* START *

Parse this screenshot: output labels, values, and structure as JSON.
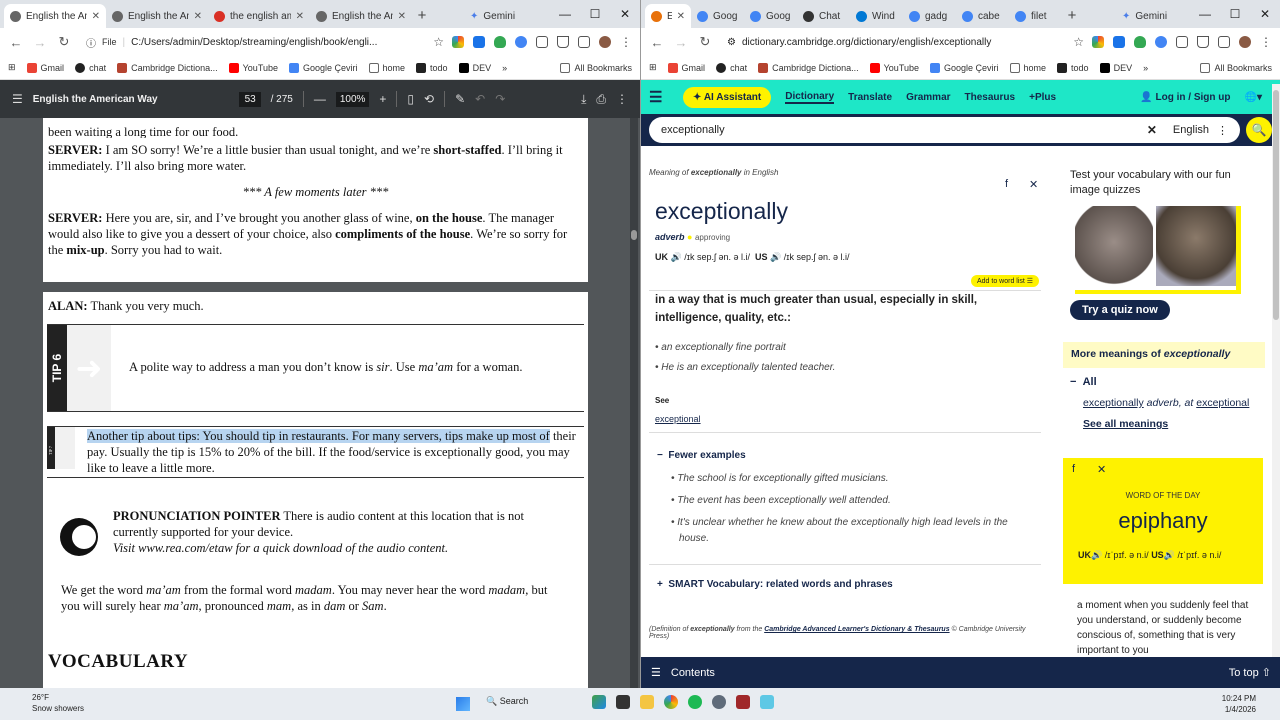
{
  "left_browser": {
    "tabs": [
      {
        "label": "English the Am",
        "active": true
      },
      {
        "label": "English the Am",
        "active": false
      },
      {
        "label": "the english am",
        "active": false
      },
      {
        "label": "English the Am",
        "active": false
      }
    ],
    "gemini": "Gemini",
    "file_chip": "File",
    "url": "C:/Users/admin/Desktop/streaming/english/book/engli...",
    "bookmarks": [
      "Gmail",
      "chat",
      "Cambridge Dictiona...",
      "YouTube",
      "Google Çeviri",
      "home",
      "todo",
      "DEV"
    ],
    "all_bookmarks": "All Bookmarks"
  },
  "pdf": {
    "title": "English the American Way",
    "page_current": "53",
    "page_total": "/ 275",
    "zoom": "100%",
    "page1": {
      "server_label": "SERVER:",
      "server_text_1": " I am SO sorry! We’re a little busier than usual tonight, and we’re ",
      "short_staffed": "short-staffed",
      "server_text_1b": ". I’ll bring it immediately. I’ll also bring more water.",
      "moments_later": "*** A few moments later ***",
      "server_text_2a": " Here you are, sir, and I’ve brought you another glass of wine, ",
      "on_the_house": "on the house",
      "server_text_2b": ". The manager would also like to give you a dessert of your choice, also ",
      "compliments": "compliments of the house",
      "server_text_2c": ". We’re so sorry for the ",
      "mix_up": "mix-up",
      "server_text_2d": ". Sorry you had to wait."
    },
    "page2": {
      "alan_label": "ALAN:",
      "alan_text": " Thank you very much.",
      "tip6_label": "TIP 6",
      "tip6_text_a": "A polite way to address a man you don’t know is ",
      "tip6_sir": "sir",
      "tip6_text_b": ". Use ",
      "tip6_maam": "ma’am",
      "tip6_text_c": " for a woman.",
      "tip7_label": "TIP 7",
      "tip7_highlight": "Another tip about tips: You should tip in restaurants. For many servers, tips make up most of",
      "tip7_rest": " their pay. Usually the tip is 15% to 20% of the bill. If the food/service is exceptionally good, you may like to leave a little more.",
      "pron_title": "PRONUNCIATION POINTER",
      "pron_text": " There is audio content at this location that is not currently supported for your device.",
      "pron_visit": "Visit www.rea.com/etaw for a quick download of the audio content.",
      "maam_a": "We get the word ",
      "maam_b": "ma’am",
      "maam_c": " from the formal word ",
      "maam_d": "madam",
      "maam_e": ". You may never hear the word ",
      "maam_f": "madam",
      "maam_g": ", but you will surely hear ",
      "maam_h": "ma’am",
      "maam_i": ", pronounced ",
      "maam_j": "mam",
      "maam_k": ", as in ",
      "maam_l": "dam",
      "maam_m": " or ",
      "maam_n": "Sam",
      "maam_o": ".",
      "vocab": "VOCABULARY"
    }
  },
  "right_browser": {
    "tabs": [
      "E",
      "Goog",
      "Goog",
      "Chat",
      "Wind",
      "gadg",
      "cabe",
      "filet"
    ],
    "gemini": "Gemini",
    "url": "dictionary.cambridge.org/dictionary/english/exceptionally",
    "bookmarks": [
      "Gmail",
      "chat",
      "Cambridge Dictiona...",
      "YouTube",
      "Google Çeviri",
      "home",
      "todo",
      "DEV"
    ],
    "all_bookmarks": "All Bookmarks"
  },
  "cambridge": {
    "nav": {
      "ai": "AI Assistant",
      "dictionary": "Dictionary",
      "translate": "Translate",
      "grammar": "Grammar",
      "thesaurus": "Thesaurus",
      "plus": "+Plus",
      "login": "Log in / Sign up"
    },
    "search": {
      "value": "exceptionally",
      "lang": "English"
    },
    "meaning_of_a": "Meaning of ",
    "meaning_of_b": "exceptionally",
    "meaning_of_c": " in English",
    "headword": "exceptionally",
    "pos": "adverb",
    "approving": "approving",
    "uk": "UK",
    "uk_ipa": "/ɪk sep.ʃ ən. ə l.i/",
    "us": "US",
    "us_ipa": "/ɪk sep.ʃ ən. ə l.i/",
    "add_to_list": "Add to word list",
    "definition": "in a way that is much greater than usual, especially in skill, intelligence, quality, etc.:",
    "examples": [
      "an exceptionally fine portrait",
      "He is an exceptionally talented teacher."
    ],
    "see_label": "See",
    "see_link": "exceptional",
    "fewer_examples": "Fewer examples",
    "more_examples": [
      "The school is for exceptionally gifted musicians.",
      "The event has been exceptionally well attended.",
      "It's unclear whether he knew about the exceptionally high lead levels in the house."
    ],
    "smart_vocab": "SMART Vocabulary: related words and phrases",
    "citation_a": "(Definition of ",
    "citation_b": "exceptionally",
    "citation_c": " from the ",
    "citation_d": "Cambridge Advanced Learner's Dictionary & Thesaurus",
    "citation_e": " © Cambridge University Press)",
    "quiz_title": "Test your vocabulary with our fun image quizzes",
    "quiz_button": "Try a quiz now",
    "more_meanings_a": "More meanings of ",
    "more_meanings_b": "exceptionally",
    "all_label": "All",
    "mm_word": "exceptionally",
    "mm_pos": " adverb, at ",
    "mm_link": "exceptional",
    "see_all": "See all meanings",
    "wotd_label": "WORD OF THE DAY",
    "wotd_word": "epiphany",
    "wotd_uk": "UK",
    "wotd_uk_ipa": "/ɪˈpɪf. ə n.i/",
    "wotd_us": "US",
    "wotd_us_ipa": "/ɪˈpɪf. ə n.i/",
    "wotd_def": "a moment when you suddenly feel that you understand, or suddenly become conscious of, something that is very important to you",
    "footer_contents": "Contents",
    "footer_top": "To top"
  },
  "taskbar": {
    "temp": "26°F",
    "weather": "Snow showers",
    "search": "Search",
    "time": "10:24 PM",
    "date": "1/4/2026"
  }
}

* END *

All the material shown above is to be copied exactly, with no pictures carried over.

Parse this screenshot: output labels, values, and structure as JSON.
{
  "left_browser": {
    "tabs": [
      {
        "label": "English the Am",
        "active": true
      },
      {
        "label": "English the Am",
        "active": false
      },
      {
        "label": "the english am",
        "active": false
      },
      {
        "label": "English the Am",
        "active": false
      }
    ],
    "gemini": "Gemini",
    "file_chip": "File",
    "url": "C:/Users/admin/Desktop/streaming/english/book/engli...",
    "bookmarks": [
      "Gmail",
      "chat",
      "Cambridge Dictiona...",
      "YouTube",
      "Google Çeviri",
      "home",
      "todo",
      "DEV"
    ],
    "all_bookmarks": "All Bookmarks"
  },
  "pdf": {
    "title": "English the American Way",
    "page_current": "53",
    "page_total": "/ 275",
    "zoom": "100%",
    "page1": {
      "server_label": "SERVER:",
      "server_text_1": " I am SO sorry! We’re a little busier than usual tonight, and we’re ",
      "short_staffed": "short-staffed",
      "server_text_1b": ". I’ll bring it immediately. I’ll also bring more water.",
      "moments_later": "*** A few moments later ***",
      "server_text_2a": " Here you are, sir, and I’ve brought you another glass of wine, ",
      "on_the_house": "on the house",
      "server_text_2b": ". The manager would also like to give you a dessert of your choice, also ",
      "compliments": "compliments of the house",
      "server_text_2c": ". We’re so sorry for the ",
      "mix_up": "mix-up",
      "server_text_2d": ". Sorry you had to wait."
    },
    "page2": {
      "alan_label": "ALAN:",
      "alan_text": " Thank you very much.",
      "tip6_label": "TIP 6",
      "tip6_text_a": "A polite way to address a man you don’t know is ",
      "tip6_sir": "sir",
      "tip6_text_b": ". Use ",
      "tip6_maam": "ma’am",
      "tip6_text_c": " for a woman.",
      "tip7_label": "TIP 7",
      "tip7_highlight": "Another tip about tips: You should tip in restaurants. For many servers, tips make up most of",
      "tip7_rest": " their pay. Usually the tip is 15% to 20% of the bill. If the food/service is exceptionally good, you may like to leave a little more.",
      "pron_title": "PRONUNCIATION POINTER",
      "pron_text": " There is audio content at this location that is not currently supported for your device.",
      "pron_visit": "Visit www.rea.com/etaw for a quick download of the audio content.",
      "maam_a": "We get the word ",
      "maam_b": "ma’am",
      "maam_c": " from the formal word ",
      "maam_d": "madam",
      "maam_e": ". You may never hear the word ",
      "maam_f": "madam",
      "maam_g": ", but you will surely hear ",
      "maam_h": "ma’am",
      "maam_i": ", pronounced ",
      "maam_j": "mam",
      "maam_k": ", as in ",
      "maam_l": "dam",
      "maam_m": " or ",
      "maam_n": "Sam",
      "maam_o": ".",
      "vocab": "VOCABULARY"
    }
  },
  "right_browser": {
    "tabs": [
      "E",
      "Goog",
      "Goog",
      "Chat",
      "Wind",
      "gadg",
      "cabe",
      "filet"
    ],
    "gemini": "Gemini",
    "url": "dictionary.cambridge.org/dictionary/english/exceptionally",
    "bookmarks": [
      "Gmail",
      "chat",
      "Cambridge Dictiona...",
      "YouTube",
      "Google Çeviri",
      "home",
      "todo",
      "DEV"
    ],
    "all_bookmarks": "All Bookmarks"
  },
  "cambridge": {
    "nav": {
      "ai": "AI Assistant",
      "dictionary": "Dictionary",
      "translate": "Translate",
      "grammar": "Grammar",
      "thesaurus": "Thesaurus",
      "plus": "+Plus",
      "login": "Log in / Sign up"
    },
    "search": {
      "value": "exceptionally",
      "lang": "English"
    },
    "meaning_of_a": "Meaning of ",
    "meaning_of_b": "exceptionally",
    "meaning_of_c": " in English",
    "headword": "exceptionally",
    "pos": "adverb",
    "approving": "approving",
    "uk": "UK",
    "uk_ipa": "/ɪk sep.ʃ ən. ə l.i/",
    "us": "US",
    "us_ipa": "/ɪk sep.ʃ ən. ə l.i/",
    "add_to_list": "Add to word list",
    "definition": "in a way that is much greater than usual, especially in skill, intelligence, quality, etc.:",
    "examples": [
      "an exceptionally fine portrait",
      "He is an exceptionally talented teacher."
    ],
    "see_label": "See",
    "see_link": "exceptional",
    "fewer_examples": "Fewer examples",
    "more_examples": [
      "The school is for exceptionally gifted musicians.",
      "The event has been exceptionally well attended.",
      "It's unclear whether he knew about the exceptionally high lead levels in the house."
    ],
    "smart_vocab": "SMART Vocabulary: related words and phrases",
    "citation_a": "(Definition of ",
    "citation_b": "exceptionally",
    "citation_c": " from the ",
    "citation_d": "Cambridge Advanced Learner's Dictionary & Thesaurus",
    "citation_e": " © Cambridge University Press)",
    "quiz_title": "Test your vocabulary with our fun image quizzes",
    "quiz_button": "Try a quiz now",
    "more_meanings_a": "More meanings of ",
    "more_meanings_b": "exceptionally",
    "all_label": "All",
    "mm_word": "exceptionally",
    "mm_pos": " adverb, at ",
    "mm_link": "exceptional",
    "see_all": "See all meanings",
    "wotd_label": "WORD OF THE DAY",
    "wotd_word": "epiphany",
    "wotd_uk": "UK",
    "wotd_uk_ipa": "/ɪˈpɪf. ə n.i/",
    "wotd_us": "US",
    "wotd_us_ipa": "/ɪˈpɪf. ə n.i/",
    "wotd_def": "a moment when you suddenly feel that you understand, or suddenly become conscious of, something that is very important to you",
    "footer_contents": "Contents",
    "footer_top": "To top"
  },
  "taskbar": {
    "temp": "26°F",
    "weather": "Snow showers",
    "search": "Search",
    "time": "10:24 PM",
    "date": "1/4/2026"
  }
}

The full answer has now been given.